-- Start DATASET ROWS --

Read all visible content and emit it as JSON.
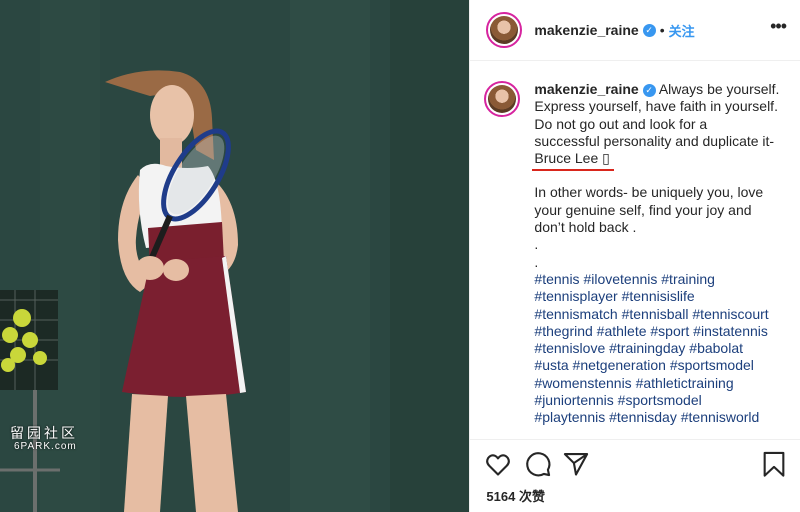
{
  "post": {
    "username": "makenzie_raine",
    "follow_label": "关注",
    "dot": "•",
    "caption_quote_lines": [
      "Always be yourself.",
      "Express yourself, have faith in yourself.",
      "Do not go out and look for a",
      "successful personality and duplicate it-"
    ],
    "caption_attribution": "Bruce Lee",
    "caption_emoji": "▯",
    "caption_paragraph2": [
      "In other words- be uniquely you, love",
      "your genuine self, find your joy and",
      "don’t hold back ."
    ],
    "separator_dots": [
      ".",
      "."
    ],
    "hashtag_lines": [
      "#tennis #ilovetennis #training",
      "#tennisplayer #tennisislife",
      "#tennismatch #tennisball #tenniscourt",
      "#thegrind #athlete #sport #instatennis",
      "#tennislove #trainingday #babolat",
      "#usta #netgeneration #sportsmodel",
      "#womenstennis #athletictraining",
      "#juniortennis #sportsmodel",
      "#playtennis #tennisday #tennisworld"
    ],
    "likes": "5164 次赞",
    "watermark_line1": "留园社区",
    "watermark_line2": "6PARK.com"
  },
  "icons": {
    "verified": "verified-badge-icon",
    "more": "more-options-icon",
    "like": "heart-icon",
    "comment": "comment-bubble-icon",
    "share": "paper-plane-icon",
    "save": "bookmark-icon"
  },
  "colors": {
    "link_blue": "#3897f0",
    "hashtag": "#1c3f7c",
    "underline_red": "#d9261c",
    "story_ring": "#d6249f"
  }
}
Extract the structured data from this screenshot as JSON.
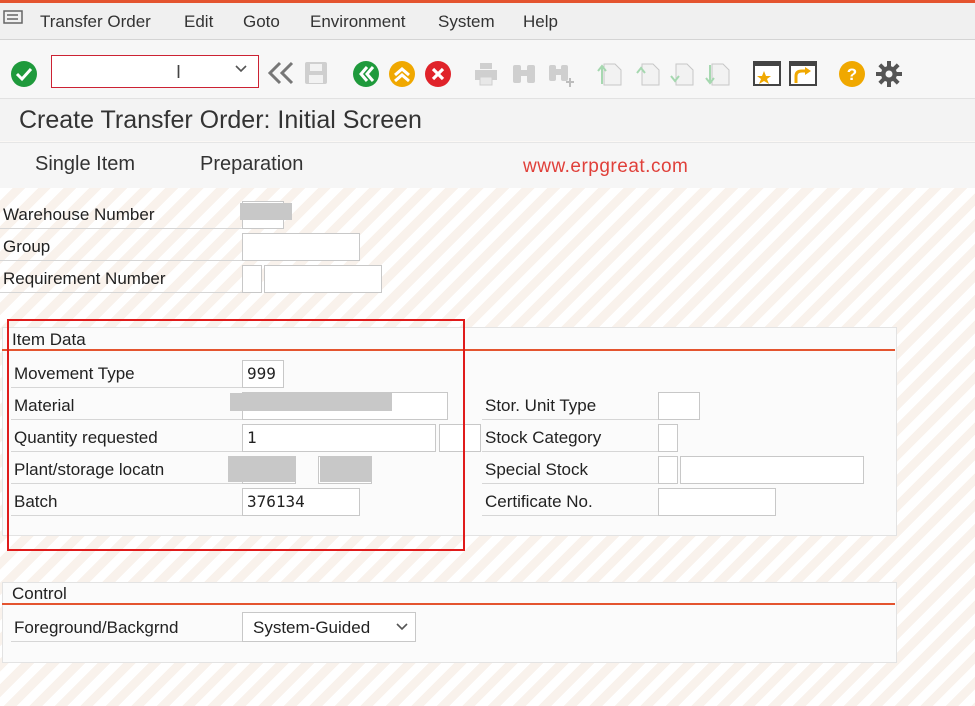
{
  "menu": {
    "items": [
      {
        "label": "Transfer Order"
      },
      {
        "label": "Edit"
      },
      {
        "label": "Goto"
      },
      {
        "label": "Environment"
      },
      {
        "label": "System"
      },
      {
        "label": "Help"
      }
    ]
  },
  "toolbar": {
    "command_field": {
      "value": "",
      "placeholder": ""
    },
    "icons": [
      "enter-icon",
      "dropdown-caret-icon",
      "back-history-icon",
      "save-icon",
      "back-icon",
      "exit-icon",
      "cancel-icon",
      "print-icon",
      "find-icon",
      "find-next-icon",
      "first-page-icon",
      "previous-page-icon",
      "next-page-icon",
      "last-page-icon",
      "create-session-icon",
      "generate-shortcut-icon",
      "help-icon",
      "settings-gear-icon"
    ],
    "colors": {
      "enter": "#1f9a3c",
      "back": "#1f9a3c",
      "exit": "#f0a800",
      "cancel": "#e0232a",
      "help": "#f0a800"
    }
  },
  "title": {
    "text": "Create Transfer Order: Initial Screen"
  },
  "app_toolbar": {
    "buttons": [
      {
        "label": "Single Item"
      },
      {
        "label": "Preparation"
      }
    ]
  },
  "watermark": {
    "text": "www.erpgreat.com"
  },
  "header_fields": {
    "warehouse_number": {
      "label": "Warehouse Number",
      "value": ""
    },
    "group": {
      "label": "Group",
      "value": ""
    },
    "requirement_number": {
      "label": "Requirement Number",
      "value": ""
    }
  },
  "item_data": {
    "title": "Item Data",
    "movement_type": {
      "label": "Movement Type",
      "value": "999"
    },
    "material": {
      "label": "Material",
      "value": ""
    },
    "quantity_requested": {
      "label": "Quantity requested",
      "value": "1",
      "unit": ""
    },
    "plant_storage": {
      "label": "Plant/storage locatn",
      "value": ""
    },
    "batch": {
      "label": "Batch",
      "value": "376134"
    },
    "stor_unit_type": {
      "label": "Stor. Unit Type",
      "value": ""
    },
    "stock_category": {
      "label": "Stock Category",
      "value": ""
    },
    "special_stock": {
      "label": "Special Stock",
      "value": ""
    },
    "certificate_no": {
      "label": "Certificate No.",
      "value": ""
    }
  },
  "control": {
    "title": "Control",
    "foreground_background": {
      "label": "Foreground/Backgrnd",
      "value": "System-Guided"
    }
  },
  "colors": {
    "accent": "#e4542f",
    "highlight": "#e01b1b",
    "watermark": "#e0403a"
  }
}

-- End DATASET ROWS --

EXERCISE BRIEF » Go through the listing above and write it out again exactly, dropping the pictures.

EXERCISE RESPONSE »
Read all visible content and emit it as JSON.
{
  "post": {
    "username": "makenzie_raine",
    "follow_label": "关注",
    "dot": "•",
    "caption_quote_lines": [
      "Always be yourself.",
      "Express yourself, have faith in yourself.",
      "Do not go out and look for a",
      "successful personality and duplicate it-"
    ],
    "caption_attribution": "Bruce Lee",
    "caption_emoji": "▯",
    "caption_paragraph2": [
      "In other words- be uniquely you, love",
      "your genuine self, find your joy and",
      "don’t hold back ."
    ],
    "separator_dots": [
      ".",
      "."
    ],
    "hashtag_lines": [
      "#tennis #ilovetennis #training",
      "#tennisplayer #tennisislife",
      "#tennismatch #tennisball #tenniscourt",
      "#thegrind #athlete #sport #instatennis",
      "#tennislove #trainingday #babolat",
      "#usta #netgeneration #sportsmodel",
      "#womenstennis #athletictraining",
      "#juniortennis #sportsmodel",
      "#playtennis #tennisday #tennisworld"
    ],
    "likes": "5164 次赞",
    "watermark_line1": "留园社区",
    "watermark_line2": "6PARK.com"
  },
  "icons": {
    "verified": "verified-badge-icon",
    "more": "more-options-icon",
    "like": "heart-icon",
    "comment": "comment-bubble-icon",
    "share": "paper-plane-icon",
    "save": "bookmark-icon"
  },
  "colors": {
    "link_blue": "#3897f0",
    "hashtag": "#1c3f7c",
    "underline_red": "#d9261c",
    "story_ring": "#d6249f"
  }
}
Extract the structured data from this screenshot as JSON.
{
  "menu": {
    "items": [
      {
        "label": "Transfer Order"
      },
      {
        "label": "Edit"
      },
      {
        "label": "Goto"
      },
      {
        "label": "Environment"
      },
      {
        "label": "System"
      },
      {
        "label": "Help"
      }
    ]
  },
  "toolbar": {
    "command_field": {
      "value": "",
      "placeholder": ""
    },
    "icons": [
      "enter-icon",
      "dropdown-caret-icon",
      "back-history-icon",
      "save-icon",
      "back-icon",
      "exit-icon",
      "cancel-icon",
      "print-icon",
      "find-icon",
      "find-next-icon",
      "first-page-icon",
      "previous-page-icon",
      "next-page-icon",
      "last-page-icon",
      "create-session-icon",
      "generate-shortcut-icon",
      "help-icon",
      "settings-gear-icon"
    ],
    "colors": {
      "enter": "#1f9a3c",
      "back": "#1f9a3c",
      "exit": "#f0a800",
      "cancel": "#e0232a",
      "help": "#f0a800"
    }
  },
  "title": {
    "text": "Create Transfer Order: Initial Screen"
  },
  "app_toolbar": {
    "buttons": [
      {
        "label": "Single Item"
      },
      {
        "label": "Preparation"
      }
    ]
  },
  "watermark": {
    "text": "www.erpgreat.com"
  },
  "header_fields": {
    "warehouse_number": {
      "label": "Warehouse Number",
      "value": ""
    },
    "group": {
      "label": "Group",
      "value": ""
    },
    "requirement_number": {
      "label": "Requirement Number",
      "value": ""
    }
  },
  "item_data": {
    "title": "Item Data",
    "movement_type": {
      "label": "Movement Type",
      "value": "999"
    },
    "material": {
      "label": "Material",
      "value": ""
    },
    "quantity_requested": {
      "label": "Quantity requested",
      "value": "1",
      "unit": ""
    },
    "plant_storage": {
      "label": "Plant/storage locatn",
      "value": ""
    },
    "batch": {
      "label": "Batch",
      "value": "376134"
    },
    "stor_unit_type": {
      "label": "Stor. Unit Type",
      "value": ""
    },
    "stock_category": {
      "label": "Stock Category",
      "value": ""
    },
    "special_stock": {
      "label": "Special Stock",
      "value": ""
    },
    "certificate_no": {
      "label": "Certificate No.",
      "value": ""
    }
  },
  "control": {
    "title": "Control",
    "foreground_background": {
      "label": "Foreground/Backgrnd",
      "value": "System-Guided"
    }
  },
  "colors": {
    "accent": "#e4542f",
    "highlight": "#e01b1b",
    "watermark": "#e0403a"
  }
}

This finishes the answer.